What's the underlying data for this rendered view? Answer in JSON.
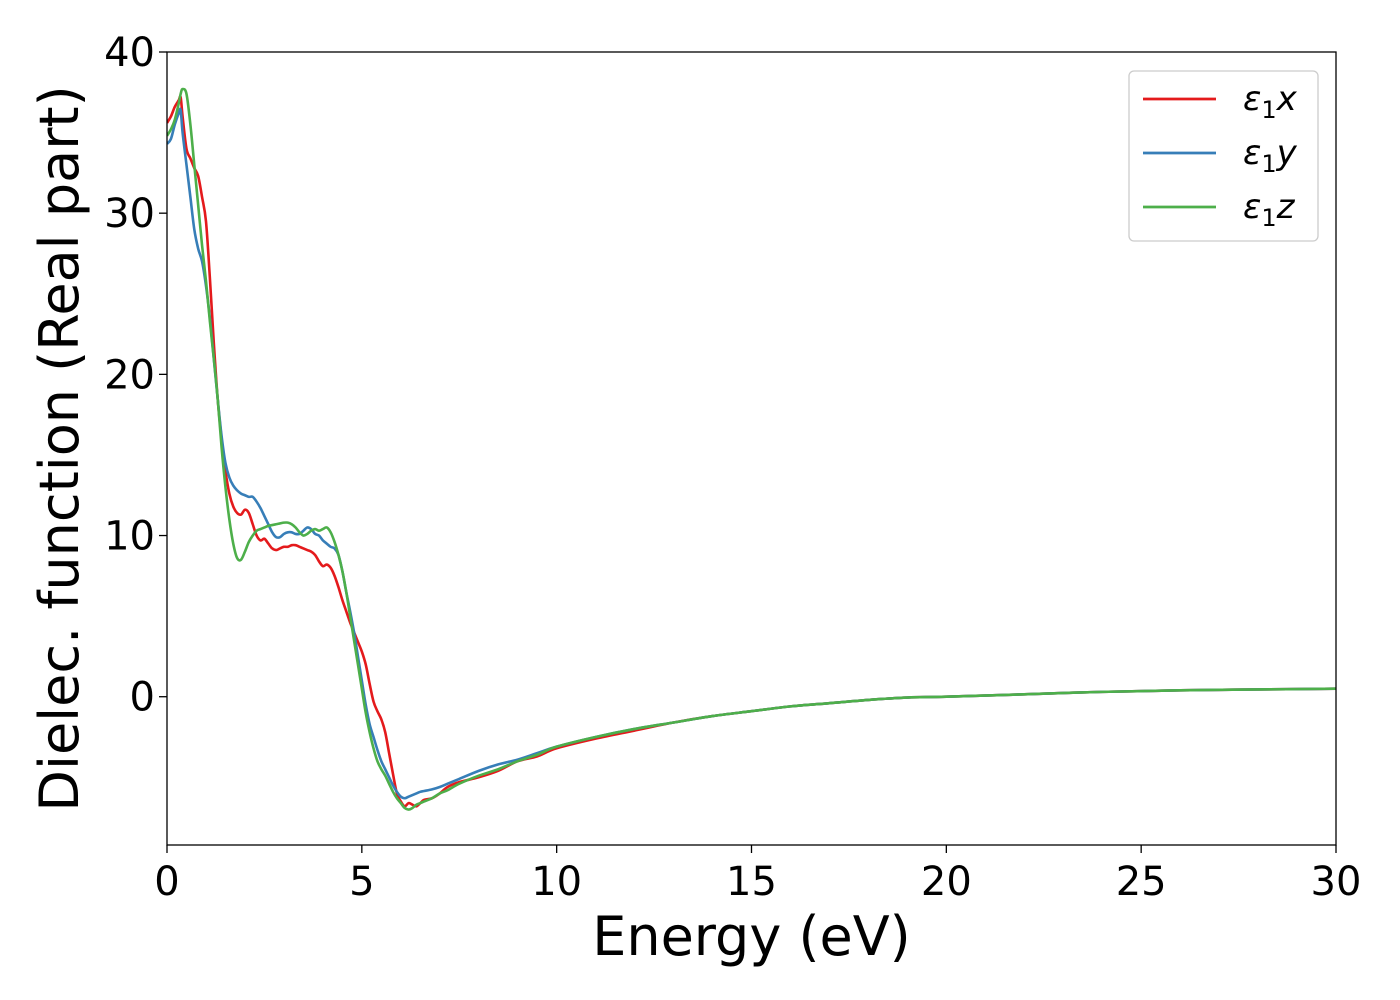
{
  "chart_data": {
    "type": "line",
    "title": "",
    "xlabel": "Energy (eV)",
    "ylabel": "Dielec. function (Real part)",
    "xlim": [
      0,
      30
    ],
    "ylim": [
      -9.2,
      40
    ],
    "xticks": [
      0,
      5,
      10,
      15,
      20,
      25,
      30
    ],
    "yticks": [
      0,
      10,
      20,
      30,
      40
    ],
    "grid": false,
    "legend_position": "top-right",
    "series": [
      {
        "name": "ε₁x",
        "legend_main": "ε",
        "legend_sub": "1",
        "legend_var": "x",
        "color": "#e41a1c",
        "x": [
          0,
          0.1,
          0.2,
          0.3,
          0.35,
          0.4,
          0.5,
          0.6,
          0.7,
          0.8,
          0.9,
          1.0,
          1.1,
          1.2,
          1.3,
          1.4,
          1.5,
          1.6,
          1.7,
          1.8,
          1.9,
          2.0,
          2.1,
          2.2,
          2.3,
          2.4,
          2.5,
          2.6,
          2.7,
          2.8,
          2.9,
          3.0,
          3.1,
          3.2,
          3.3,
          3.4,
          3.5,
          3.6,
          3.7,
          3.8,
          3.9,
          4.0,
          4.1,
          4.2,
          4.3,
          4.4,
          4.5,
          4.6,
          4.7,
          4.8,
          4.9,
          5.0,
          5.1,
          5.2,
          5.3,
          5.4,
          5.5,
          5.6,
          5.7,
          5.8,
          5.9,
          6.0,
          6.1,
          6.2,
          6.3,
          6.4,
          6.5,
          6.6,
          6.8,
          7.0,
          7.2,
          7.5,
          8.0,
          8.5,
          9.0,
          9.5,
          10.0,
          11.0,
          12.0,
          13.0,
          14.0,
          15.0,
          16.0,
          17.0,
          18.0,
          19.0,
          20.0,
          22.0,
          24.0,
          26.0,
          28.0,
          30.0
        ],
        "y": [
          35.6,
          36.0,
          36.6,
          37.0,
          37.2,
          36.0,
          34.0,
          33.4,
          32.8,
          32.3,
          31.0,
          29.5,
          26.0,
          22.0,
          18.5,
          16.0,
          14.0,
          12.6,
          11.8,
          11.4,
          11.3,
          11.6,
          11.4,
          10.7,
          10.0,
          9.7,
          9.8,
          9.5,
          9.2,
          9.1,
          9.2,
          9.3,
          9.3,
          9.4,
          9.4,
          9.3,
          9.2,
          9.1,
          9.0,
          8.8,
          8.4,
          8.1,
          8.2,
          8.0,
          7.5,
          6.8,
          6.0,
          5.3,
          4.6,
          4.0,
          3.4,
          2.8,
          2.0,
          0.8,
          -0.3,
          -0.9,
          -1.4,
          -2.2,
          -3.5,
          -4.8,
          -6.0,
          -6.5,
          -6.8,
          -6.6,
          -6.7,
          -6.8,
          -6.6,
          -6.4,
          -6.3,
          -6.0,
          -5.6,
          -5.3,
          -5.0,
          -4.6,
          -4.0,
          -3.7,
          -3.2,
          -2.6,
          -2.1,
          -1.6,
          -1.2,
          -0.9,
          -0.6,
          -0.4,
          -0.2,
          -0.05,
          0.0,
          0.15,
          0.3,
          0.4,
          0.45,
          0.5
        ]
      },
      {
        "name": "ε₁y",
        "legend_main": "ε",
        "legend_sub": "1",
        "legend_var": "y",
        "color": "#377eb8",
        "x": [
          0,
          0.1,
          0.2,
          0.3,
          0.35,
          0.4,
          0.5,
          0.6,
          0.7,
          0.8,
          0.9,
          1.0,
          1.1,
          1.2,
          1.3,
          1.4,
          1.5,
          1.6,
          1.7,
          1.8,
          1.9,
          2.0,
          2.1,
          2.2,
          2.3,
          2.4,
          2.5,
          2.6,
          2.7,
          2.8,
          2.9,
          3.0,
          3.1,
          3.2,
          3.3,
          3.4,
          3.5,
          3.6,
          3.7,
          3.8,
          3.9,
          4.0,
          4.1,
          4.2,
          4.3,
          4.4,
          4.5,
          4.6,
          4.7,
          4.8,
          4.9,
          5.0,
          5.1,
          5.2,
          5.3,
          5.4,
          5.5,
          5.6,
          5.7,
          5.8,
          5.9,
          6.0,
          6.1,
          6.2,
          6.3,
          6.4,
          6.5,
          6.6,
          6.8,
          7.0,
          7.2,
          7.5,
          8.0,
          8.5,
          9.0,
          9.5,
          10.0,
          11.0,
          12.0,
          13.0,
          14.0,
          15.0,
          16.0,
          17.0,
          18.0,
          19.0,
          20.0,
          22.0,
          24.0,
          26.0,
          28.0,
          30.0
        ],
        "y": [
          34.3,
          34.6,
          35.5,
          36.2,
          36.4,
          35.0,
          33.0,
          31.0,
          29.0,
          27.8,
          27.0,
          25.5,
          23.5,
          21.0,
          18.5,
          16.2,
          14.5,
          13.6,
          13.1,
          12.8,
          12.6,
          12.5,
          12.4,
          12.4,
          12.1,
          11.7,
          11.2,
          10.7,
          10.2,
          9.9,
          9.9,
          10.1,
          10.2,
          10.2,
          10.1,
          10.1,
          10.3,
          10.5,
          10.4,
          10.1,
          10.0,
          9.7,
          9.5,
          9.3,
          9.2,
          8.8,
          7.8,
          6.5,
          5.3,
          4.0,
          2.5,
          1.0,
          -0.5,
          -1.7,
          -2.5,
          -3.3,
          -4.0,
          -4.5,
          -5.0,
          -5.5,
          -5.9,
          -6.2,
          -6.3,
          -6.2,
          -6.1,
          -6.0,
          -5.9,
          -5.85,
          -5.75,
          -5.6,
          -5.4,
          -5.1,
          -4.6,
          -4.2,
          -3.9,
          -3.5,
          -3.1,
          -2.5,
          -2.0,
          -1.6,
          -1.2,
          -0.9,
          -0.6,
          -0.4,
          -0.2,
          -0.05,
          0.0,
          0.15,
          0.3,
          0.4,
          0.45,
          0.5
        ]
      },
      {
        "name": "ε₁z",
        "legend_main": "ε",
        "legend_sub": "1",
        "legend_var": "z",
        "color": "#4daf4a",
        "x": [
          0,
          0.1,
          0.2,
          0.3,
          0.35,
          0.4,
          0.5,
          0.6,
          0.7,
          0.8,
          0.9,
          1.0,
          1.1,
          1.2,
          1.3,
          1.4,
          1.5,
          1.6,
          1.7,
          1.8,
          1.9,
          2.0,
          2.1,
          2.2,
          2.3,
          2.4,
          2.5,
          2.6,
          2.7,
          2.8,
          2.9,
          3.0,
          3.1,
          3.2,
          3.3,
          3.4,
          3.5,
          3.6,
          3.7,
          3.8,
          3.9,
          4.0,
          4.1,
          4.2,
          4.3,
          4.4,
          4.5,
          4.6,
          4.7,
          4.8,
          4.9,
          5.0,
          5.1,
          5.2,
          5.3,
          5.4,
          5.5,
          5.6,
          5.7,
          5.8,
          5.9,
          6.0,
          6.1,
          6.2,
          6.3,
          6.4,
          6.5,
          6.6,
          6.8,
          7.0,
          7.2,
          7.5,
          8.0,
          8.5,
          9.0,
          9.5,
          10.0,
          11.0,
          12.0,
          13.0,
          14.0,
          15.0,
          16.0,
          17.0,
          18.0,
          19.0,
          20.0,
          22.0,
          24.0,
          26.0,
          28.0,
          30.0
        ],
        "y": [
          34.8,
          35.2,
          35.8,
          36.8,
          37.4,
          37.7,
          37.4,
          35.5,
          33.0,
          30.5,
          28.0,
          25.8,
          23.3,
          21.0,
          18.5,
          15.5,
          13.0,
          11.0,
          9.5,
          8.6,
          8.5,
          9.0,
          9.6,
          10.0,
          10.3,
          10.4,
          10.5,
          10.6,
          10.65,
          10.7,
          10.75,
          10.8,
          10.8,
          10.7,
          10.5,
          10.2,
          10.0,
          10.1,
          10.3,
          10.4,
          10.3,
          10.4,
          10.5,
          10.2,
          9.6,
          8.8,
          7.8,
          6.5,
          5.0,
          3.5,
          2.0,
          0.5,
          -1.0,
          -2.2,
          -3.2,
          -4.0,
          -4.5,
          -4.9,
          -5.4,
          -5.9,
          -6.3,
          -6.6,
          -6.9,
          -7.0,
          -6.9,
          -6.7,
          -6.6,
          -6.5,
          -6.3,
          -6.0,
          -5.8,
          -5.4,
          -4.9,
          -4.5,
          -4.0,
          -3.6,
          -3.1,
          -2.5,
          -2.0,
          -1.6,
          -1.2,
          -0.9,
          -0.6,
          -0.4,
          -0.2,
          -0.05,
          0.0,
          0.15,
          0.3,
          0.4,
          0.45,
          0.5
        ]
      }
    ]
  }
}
--
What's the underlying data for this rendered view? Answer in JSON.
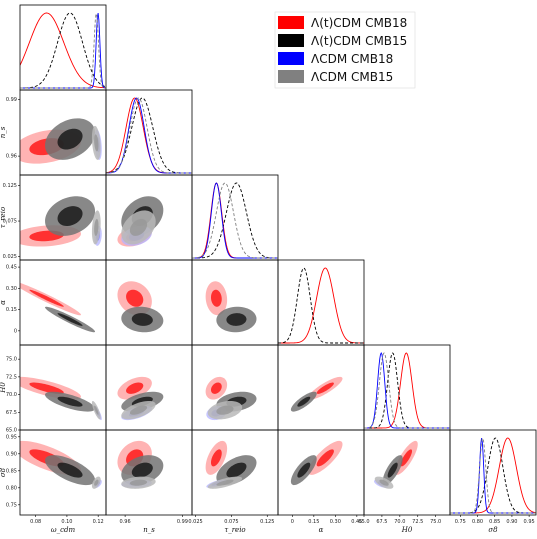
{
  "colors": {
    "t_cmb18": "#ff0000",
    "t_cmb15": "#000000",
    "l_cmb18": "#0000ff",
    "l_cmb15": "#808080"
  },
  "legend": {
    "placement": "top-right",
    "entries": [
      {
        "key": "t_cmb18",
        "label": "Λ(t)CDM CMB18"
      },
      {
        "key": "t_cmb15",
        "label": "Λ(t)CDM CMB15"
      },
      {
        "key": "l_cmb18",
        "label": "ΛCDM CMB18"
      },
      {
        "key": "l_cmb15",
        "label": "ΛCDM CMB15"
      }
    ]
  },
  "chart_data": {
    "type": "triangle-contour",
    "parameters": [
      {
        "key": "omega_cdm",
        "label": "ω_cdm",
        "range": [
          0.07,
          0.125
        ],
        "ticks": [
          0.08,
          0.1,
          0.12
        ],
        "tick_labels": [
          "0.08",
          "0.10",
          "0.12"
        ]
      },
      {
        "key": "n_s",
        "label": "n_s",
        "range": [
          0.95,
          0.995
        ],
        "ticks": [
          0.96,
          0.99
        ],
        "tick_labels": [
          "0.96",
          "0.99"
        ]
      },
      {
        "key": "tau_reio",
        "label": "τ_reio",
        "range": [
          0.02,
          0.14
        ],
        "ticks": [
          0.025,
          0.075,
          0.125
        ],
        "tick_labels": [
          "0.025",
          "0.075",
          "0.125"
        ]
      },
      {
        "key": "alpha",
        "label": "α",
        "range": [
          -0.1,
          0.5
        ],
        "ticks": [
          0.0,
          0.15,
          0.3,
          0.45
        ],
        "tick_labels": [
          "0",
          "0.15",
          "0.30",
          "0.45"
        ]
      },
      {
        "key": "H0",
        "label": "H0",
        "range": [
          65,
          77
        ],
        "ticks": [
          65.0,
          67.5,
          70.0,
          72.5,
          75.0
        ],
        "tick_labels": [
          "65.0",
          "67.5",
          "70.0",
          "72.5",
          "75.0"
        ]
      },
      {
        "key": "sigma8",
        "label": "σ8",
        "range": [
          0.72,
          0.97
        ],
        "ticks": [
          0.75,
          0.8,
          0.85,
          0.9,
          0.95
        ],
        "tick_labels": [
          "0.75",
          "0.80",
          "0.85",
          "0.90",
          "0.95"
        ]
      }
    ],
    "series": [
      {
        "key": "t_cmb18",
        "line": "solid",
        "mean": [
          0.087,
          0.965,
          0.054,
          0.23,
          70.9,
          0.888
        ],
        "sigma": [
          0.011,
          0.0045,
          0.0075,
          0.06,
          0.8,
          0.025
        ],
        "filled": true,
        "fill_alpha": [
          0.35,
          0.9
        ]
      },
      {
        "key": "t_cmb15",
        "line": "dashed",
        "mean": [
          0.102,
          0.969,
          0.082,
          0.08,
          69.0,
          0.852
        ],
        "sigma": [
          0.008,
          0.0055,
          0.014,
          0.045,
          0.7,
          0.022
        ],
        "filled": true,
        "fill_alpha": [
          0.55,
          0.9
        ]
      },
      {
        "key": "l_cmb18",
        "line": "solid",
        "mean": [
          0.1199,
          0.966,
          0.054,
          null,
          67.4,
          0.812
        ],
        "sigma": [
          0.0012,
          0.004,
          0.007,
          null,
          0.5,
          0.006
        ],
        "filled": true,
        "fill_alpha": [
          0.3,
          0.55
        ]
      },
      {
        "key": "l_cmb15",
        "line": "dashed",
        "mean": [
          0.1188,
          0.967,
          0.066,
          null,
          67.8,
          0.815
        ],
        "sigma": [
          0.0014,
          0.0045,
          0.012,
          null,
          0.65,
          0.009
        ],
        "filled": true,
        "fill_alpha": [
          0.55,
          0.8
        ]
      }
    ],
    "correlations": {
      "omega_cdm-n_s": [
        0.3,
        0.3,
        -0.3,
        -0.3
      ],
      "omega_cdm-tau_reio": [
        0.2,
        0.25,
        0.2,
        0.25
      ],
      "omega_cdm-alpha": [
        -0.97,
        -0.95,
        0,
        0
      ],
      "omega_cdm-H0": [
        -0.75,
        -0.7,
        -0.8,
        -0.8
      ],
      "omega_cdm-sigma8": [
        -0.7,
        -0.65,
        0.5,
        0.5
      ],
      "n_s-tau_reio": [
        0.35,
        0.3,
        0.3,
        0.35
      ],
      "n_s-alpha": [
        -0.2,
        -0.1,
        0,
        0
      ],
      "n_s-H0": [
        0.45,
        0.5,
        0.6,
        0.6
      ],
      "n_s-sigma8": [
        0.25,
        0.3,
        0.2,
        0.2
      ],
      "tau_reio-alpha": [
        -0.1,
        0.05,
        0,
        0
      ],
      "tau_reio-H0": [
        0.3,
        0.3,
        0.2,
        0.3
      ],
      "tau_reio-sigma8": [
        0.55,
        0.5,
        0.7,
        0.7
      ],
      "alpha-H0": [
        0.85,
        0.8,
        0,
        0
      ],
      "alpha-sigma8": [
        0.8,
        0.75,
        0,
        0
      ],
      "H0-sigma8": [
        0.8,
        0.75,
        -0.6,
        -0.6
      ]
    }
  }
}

• [REQUEST]: Which lines above contain the word "right"? Copy each of them.

• [TASK RESULT]:
    "legend_position": "top-right",
    "placement": "top-right",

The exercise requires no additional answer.